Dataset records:
========

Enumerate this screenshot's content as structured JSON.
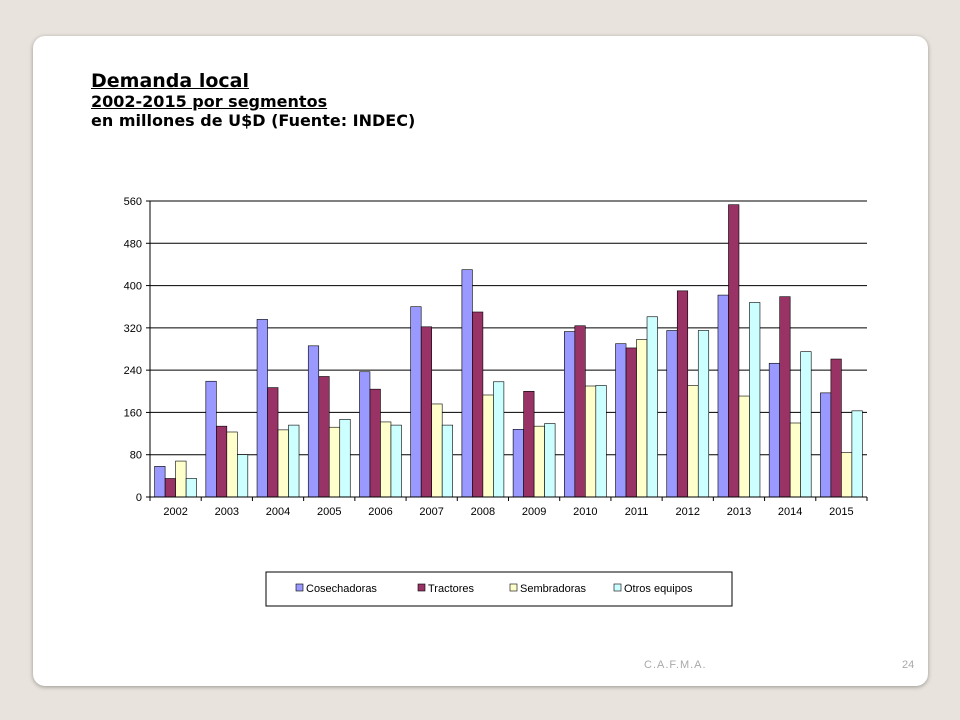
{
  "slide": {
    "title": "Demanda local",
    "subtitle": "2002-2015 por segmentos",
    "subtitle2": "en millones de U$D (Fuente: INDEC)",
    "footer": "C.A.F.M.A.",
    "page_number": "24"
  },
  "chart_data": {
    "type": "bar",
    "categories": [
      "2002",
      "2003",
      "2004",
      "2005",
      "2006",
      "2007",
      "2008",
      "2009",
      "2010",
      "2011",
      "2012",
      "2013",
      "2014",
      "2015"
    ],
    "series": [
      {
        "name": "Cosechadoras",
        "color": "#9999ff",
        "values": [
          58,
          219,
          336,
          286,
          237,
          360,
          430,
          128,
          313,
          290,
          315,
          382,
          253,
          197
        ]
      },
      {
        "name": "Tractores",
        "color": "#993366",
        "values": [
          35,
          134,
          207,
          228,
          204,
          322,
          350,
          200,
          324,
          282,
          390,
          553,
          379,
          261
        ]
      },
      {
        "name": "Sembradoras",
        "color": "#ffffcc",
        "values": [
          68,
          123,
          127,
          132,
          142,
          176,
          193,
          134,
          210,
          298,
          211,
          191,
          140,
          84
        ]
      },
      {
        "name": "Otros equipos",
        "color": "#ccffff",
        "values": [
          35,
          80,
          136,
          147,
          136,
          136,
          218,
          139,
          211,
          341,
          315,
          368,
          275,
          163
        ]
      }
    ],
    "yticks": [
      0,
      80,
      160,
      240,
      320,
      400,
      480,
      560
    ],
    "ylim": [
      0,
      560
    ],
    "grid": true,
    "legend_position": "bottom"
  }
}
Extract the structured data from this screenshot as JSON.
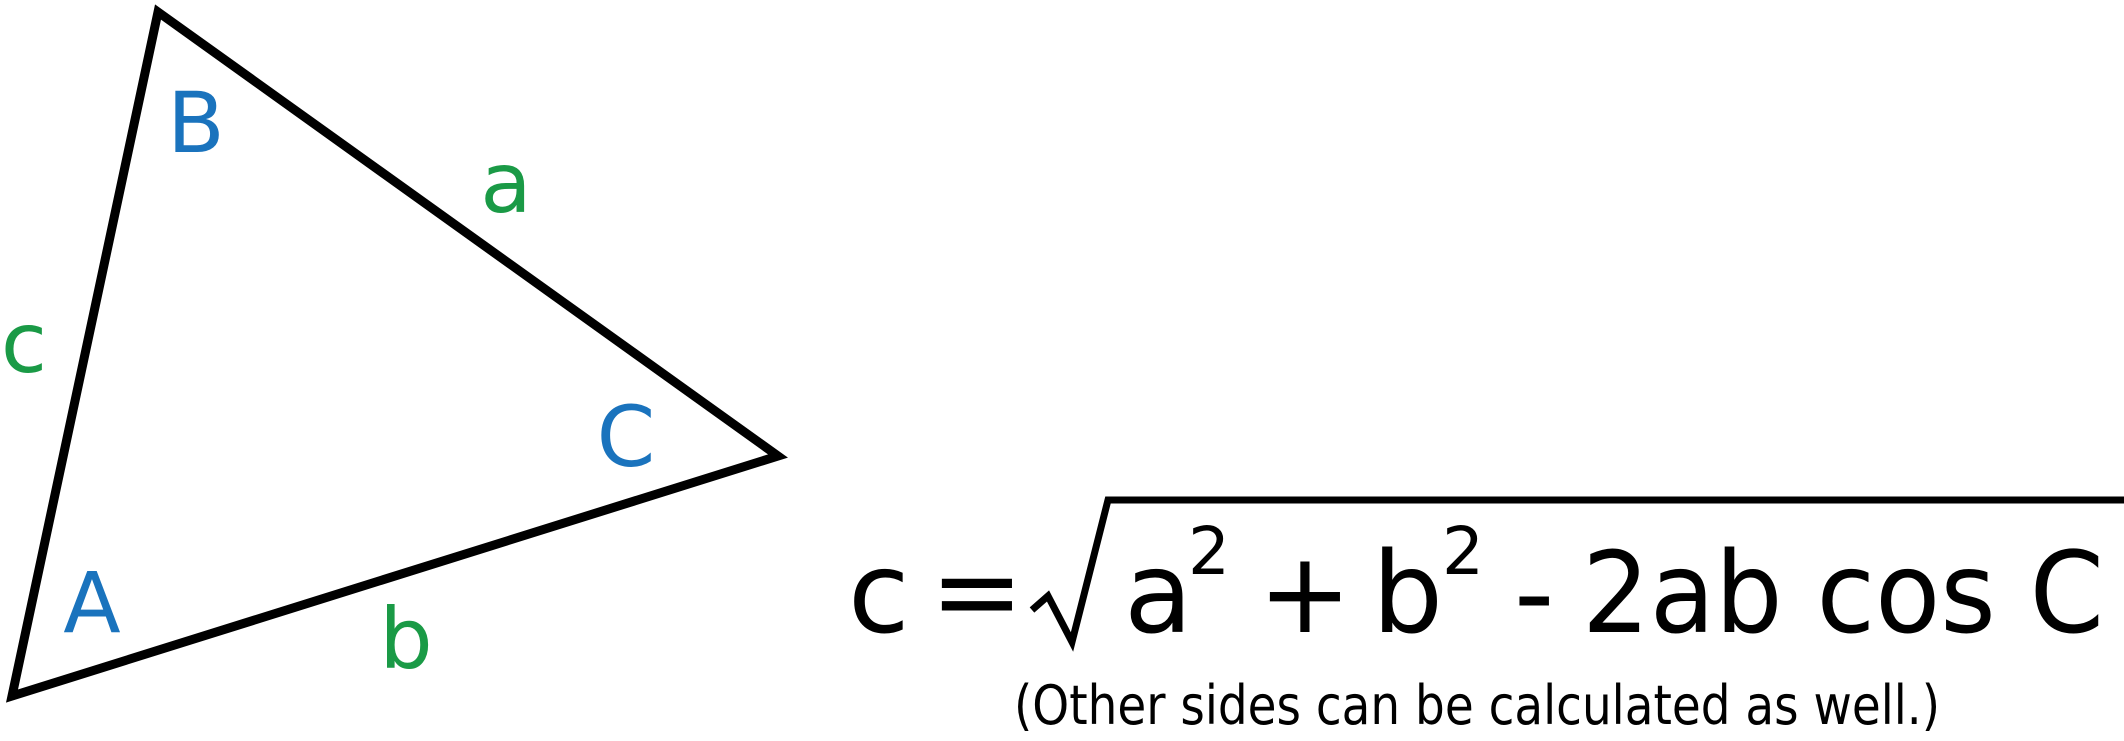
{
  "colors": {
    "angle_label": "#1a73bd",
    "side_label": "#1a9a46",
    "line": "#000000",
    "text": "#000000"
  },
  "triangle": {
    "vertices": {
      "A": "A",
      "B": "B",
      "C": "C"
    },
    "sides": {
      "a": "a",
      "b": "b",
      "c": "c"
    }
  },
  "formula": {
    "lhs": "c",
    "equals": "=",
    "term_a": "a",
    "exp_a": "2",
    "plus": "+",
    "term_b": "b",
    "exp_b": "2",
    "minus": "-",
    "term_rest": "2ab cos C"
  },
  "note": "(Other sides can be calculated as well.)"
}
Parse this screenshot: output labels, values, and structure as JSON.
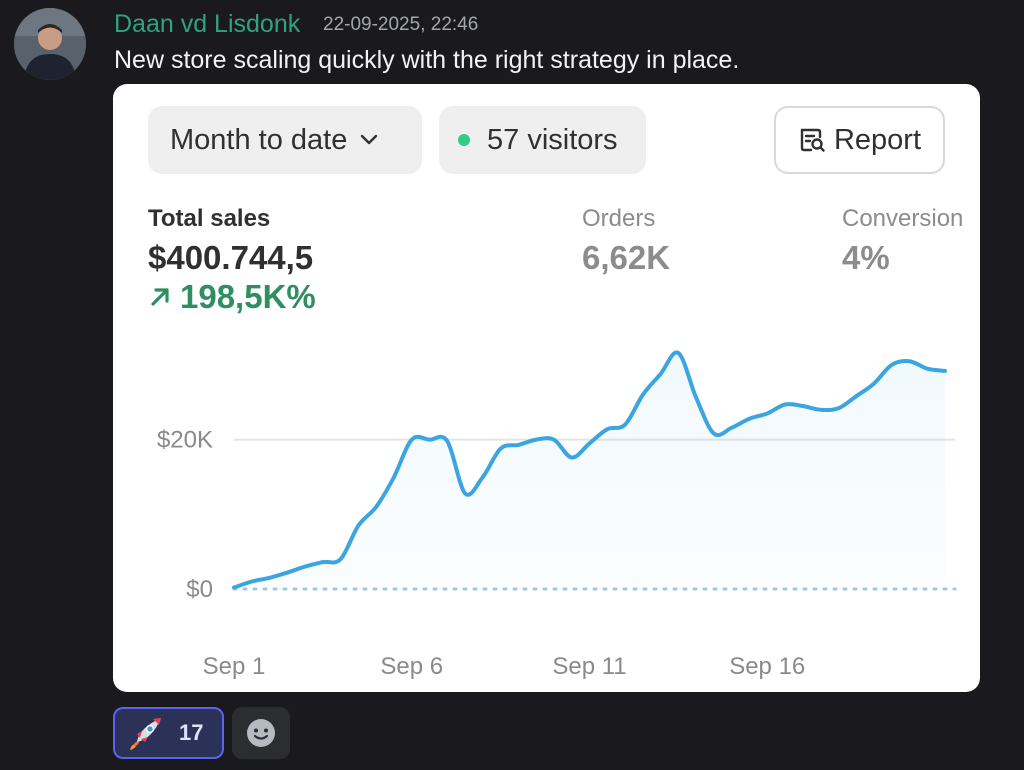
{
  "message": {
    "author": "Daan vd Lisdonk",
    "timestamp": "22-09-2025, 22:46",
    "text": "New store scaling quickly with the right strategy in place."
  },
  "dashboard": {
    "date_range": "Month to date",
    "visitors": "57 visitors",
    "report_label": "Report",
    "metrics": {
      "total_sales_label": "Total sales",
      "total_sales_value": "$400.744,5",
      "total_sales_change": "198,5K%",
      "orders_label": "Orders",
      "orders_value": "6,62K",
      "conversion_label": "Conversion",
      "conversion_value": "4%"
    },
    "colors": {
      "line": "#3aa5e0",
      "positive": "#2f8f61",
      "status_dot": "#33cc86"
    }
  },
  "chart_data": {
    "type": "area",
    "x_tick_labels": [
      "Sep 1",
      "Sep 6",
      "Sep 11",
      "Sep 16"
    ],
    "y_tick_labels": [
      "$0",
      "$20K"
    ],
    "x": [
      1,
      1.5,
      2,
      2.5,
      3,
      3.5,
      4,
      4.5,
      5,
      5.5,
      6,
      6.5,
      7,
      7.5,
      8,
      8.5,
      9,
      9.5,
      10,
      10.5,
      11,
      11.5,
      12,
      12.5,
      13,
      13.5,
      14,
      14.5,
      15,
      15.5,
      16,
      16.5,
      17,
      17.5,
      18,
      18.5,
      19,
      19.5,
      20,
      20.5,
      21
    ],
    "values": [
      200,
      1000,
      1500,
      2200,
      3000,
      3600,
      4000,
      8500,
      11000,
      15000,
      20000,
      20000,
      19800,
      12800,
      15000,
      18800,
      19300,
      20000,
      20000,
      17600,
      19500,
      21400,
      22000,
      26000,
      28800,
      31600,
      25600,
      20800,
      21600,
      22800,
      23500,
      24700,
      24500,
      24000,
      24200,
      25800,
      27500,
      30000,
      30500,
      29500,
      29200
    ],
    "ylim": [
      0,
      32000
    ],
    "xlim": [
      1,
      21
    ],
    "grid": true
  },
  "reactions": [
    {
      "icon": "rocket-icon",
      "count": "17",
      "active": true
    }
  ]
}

========

* _TO BE DONE_
State how many lines of the listing above include the word "sides". Give nothing but the number.

* _RESULT FOR THIS EXERCISE_
2